Job: Across the entries below, how many lines contain the word "prefix"? Give the number alone.

Records for the task:
»»
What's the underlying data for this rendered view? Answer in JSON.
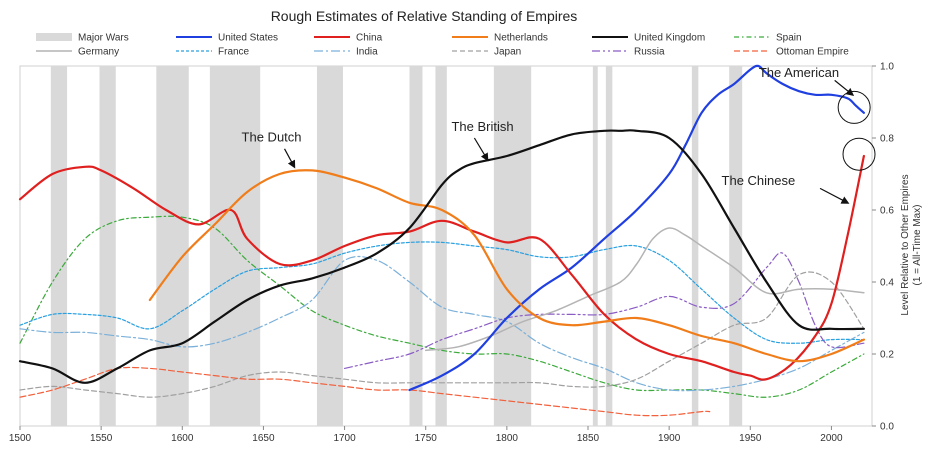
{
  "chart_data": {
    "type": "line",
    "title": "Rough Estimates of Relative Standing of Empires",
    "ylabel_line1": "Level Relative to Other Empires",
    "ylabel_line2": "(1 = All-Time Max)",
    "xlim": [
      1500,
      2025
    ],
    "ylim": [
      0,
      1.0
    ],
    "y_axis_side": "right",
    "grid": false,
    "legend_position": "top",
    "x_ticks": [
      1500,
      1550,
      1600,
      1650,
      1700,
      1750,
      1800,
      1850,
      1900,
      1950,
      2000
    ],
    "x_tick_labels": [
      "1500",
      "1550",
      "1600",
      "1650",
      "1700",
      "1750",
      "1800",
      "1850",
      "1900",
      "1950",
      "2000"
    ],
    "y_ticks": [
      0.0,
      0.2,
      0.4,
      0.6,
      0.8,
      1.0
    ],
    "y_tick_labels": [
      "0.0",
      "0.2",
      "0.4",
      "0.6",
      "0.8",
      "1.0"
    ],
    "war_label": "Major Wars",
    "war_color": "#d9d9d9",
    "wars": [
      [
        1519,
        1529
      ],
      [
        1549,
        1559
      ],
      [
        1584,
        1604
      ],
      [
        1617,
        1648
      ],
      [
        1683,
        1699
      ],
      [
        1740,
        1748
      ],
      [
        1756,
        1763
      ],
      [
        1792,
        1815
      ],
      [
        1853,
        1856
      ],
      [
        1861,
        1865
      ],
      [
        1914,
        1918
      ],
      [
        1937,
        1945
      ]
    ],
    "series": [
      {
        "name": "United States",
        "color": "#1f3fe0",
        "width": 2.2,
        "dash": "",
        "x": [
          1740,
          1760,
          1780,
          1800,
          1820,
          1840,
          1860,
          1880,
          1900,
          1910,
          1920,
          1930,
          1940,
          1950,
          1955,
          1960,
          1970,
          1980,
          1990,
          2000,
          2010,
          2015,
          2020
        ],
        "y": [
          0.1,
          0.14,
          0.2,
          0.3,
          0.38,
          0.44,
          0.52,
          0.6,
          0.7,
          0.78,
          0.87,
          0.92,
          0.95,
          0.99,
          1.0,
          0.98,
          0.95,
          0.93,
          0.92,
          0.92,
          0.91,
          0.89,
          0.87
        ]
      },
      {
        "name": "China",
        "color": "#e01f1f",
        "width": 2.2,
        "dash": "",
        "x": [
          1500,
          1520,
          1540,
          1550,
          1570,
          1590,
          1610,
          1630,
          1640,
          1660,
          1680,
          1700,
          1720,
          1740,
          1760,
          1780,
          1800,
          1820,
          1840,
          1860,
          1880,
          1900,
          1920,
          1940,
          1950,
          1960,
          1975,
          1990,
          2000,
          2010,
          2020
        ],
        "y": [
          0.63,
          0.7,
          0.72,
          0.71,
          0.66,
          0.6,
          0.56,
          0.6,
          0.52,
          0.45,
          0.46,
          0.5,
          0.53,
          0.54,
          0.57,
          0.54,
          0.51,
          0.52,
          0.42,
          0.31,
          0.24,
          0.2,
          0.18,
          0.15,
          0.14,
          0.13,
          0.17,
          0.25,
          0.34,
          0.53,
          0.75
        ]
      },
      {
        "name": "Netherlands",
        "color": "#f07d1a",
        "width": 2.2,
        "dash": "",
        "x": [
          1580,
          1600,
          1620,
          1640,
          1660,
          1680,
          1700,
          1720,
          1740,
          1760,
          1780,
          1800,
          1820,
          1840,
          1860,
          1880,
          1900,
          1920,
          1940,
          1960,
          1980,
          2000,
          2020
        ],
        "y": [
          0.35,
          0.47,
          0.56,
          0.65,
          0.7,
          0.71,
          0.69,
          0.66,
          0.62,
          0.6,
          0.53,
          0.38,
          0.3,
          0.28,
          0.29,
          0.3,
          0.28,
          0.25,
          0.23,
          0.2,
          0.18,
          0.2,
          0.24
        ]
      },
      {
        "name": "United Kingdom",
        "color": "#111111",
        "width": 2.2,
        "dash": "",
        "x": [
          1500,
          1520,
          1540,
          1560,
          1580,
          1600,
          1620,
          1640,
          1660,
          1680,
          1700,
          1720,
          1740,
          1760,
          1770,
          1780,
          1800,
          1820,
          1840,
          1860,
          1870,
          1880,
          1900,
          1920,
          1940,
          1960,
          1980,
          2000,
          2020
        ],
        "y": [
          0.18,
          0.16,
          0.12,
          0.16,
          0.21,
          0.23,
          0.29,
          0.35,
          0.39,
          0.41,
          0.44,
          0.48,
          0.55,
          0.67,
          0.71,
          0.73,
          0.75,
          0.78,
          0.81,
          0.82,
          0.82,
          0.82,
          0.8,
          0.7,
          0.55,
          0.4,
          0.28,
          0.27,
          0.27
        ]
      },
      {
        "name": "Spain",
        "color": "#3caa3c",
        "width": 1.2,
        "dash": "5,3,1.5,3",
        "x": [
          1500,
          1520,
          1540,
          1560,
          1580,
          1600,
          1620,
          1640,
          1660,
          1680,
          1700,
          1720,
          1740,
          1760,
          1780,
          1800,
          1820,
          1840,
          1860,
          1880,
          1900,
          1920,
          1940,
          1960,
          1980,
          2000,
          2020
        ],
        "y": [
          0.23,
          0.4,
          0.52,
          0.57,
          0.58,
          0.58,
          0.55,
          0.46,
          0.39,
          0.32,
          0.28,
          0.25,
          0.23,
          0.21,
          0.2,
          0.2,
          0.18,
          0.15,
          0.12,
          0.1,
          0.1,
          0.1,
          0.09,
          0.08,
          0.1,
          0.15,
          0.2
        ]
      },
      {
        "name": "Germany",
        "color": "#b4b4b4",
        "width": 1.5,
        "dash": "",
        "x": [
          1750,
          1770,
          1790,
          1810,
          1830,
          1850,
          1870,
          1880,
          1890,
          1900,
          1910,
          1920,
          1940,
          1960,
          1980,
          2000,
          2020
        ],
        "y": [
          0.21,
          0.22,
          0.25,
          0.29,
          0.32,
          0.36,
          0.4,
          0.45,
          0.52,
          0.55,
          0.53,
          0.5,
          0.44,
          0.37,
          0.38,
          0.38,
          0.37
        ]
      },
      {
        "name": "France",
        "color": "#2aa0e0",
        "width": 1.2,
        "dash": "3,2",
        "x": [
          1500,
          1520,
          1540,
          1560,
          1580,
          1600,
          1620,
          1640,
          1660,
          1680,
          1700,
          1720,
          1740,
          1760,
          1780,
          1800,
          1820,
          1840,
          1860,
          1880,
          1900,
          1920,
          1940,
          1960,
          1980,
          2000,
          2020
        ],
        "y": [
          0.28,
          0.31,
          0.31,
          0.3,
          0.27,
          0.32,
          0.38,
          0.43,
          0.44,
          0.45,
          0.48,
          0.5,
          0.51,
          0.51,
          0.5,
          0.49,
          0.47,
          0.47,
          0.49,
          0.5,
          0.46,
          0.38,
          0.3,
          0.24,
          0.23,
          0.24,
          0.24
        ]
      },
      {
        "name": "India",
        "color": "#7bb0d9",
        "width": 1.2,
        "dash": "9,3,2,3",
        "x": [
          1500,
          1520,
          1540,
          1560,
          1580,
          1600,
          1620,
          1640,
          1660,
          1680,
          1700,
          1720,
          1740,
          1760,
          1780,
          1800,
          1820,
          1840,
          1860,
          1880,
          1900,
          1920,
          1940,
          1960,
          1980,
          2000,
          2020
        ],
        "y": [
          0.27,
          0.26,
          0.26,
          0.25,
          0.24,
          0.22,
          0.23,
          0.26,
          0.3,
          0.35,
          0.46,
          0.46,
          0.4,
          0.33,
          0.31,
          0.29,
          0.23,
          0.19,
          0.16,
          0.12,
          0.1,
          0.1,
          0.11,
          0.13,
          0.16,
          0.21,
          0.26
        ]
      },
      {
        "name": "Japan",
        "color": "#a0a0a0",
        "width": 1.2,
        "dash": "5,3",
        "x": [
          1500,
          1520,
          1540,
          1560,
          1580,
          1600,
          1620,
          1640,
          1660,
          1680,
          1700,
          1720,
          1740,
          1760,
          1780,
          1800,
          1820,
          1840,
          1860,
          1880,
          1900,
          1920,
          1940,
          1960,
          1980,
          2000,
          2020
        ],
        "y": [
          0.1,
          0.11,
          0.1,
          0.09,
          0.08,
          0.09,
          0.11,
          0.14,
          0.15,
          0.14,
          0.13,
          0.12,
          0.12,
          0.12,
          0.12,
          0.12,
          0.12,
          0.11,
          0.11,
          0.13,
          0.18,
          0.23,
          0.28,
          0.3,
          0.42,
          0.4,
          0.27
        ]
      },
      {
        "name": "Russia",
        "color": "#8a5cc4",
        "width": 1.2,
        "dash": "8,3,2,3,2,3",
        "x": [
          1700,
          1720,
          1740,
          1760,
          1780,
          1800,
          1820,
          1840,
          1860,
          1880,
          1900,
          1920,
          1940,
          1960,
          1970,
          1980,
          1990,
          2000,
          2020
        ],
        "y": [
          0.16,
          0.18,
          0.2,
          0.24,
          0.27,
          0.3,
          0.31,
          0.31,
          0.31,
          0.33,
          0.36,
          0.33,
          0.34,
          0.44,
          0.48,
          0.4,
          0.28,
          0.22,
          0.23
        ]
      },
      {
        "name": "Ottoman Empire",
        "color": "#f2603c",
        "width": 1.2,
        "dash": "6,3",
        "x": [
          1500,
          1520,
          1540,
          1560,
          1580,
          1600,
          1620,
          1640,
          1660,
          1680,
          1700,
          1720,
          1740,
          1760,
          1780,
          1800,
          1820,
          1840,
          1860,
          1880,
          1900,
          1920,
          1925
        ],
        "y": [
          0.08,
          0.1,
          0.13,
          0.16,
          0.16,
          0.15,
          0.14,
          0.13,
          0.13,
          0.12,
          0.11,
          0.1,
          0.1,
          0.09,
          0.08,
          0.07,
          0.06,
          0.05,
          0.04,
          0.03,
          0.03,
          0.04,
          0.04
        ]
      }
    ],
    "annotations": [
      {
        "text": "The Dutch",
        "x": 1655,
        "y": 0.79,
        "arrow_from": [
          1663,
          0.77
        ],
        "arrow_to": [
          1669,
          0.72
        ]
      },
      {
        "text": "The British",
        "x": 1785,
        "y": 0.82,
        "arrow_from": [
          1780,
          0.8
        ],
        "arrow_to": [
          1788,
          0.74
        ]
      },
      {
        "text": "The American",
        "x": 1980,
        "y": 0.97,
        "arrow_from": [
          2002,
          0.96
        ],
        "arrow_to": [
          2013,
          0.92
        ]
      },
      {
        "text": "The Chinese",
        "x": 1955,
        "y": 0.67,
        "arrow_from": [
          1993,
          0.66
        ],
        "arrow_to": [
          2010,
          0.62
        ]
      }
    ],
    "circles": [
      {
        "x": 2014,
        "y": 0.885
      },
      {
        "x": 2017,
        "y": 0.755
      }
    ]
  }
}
««
»»
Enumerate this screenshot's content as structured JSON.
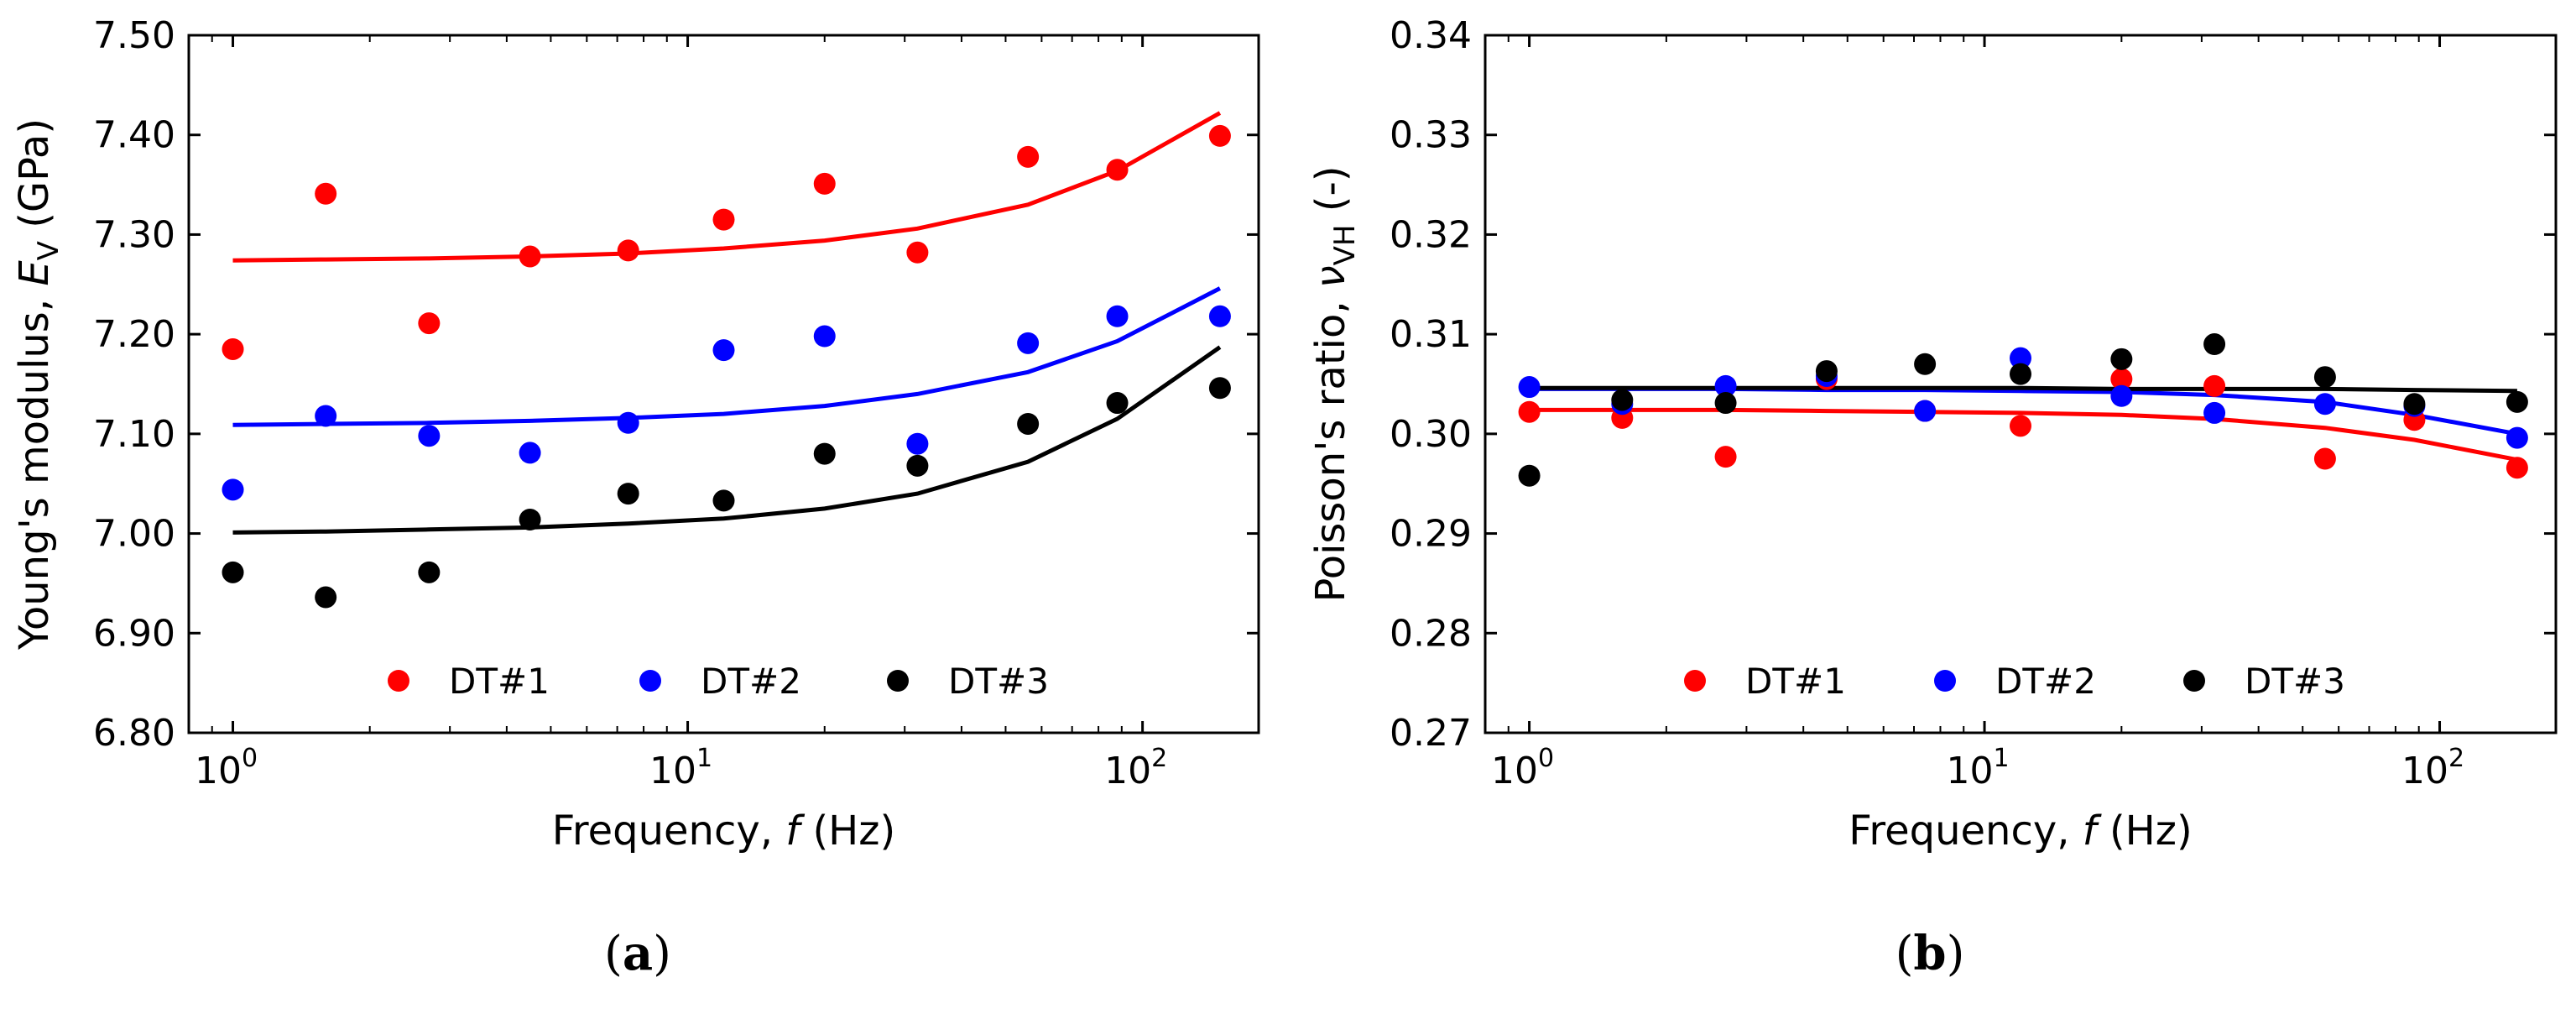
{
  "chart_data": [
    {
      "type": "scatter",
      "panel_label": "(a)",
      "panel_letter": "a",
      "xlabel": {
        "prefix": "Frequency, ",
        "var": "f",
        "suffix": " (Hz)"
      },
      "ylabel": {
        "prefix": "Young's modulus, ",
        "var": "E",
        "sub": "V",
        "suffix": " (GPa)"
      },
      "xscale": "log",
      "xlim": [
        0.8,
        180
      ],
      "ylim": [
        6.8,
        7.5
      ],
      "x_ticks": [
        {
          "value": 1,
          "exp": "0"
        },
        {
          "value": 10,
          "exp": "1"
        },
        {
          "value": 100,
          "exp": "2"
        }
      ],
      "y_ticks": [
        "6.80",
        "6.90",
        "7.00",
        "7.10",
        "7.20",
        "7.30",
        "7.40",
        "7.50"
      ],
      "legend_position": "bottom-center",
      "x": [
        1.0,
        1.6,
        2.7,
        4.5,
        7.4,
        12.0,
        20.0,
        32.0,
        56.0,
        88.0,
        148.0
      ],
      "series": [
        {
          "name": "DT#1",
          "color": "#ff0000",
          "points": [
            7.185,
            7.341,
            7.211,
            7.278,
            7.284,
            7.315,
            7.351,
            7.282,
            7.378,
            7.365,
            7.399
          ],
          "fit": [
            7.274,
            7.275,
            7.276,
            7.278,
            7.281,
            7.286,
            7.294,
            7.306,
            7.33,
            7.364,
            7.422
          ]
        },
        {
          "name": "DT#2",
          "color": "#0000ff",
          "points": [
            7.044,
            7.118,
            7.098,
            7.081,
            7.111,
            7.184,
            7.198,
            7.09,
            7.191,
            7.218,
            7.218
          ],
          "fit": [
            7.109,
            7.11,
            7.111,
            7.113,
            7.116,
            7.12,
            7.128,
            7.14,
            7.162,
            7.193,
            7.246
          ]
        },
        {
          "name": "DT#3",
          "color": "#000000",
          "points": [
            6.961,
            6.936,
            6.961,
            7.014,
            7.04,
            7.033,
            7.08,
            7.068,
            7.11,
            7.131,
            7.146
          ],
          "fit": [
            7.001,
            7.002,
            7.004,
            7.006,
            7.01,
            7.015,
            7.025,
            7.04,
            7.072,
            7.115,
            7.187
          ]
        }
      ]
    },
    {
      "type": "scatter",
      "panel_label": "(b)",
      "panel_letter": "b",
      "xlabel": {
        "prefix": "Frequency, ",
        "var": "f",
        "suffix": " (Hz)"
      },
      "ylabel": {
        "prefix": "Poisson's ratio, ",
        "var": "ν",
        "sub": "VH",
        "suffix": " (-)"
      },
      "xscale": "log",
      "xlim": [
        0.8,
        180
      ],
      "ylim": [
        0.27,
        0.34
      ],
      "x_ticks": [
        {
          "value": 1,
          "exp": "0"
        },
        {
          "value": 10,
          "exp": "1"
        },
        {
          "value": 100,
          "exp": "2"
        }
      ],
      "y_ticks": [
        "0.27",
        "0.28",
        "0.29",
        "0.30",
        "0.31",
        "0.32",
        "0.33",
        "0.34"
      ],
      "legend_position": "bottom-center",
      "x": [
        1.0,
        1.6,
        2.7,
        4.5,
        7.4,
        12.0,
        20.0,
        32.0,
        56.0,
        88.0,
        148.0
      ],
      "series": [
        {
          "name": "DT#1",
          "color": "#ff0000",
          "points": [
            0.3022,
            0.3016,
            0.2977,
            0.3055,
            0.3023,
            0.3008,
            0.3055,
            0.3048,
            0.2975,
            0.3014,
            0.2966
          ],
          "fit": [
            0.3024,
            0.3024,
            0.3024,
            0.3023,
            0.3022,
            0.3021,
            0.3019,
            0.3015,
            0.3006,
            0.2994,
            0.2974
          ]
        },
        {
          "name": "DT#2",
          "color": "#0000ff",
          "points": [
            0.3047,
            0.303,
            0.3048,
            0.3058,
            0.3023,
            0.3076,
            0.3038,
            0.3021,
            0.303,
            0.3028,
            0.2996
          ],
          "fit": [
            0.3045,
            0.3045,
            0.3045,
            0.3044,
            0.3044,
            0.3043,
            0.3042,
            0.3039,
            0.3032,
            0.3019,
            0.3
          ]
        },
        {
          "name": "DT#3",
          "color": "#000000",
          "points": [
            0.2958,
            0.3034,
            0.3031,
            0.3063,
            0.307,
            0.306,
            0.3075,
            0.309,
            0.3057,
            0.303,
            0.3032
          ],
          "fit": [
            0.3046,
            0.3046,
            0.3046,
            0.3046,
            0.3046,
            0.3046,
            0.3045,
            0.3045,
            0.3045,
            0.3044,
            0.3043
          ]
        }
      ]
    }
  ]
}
««
Solved problem: 4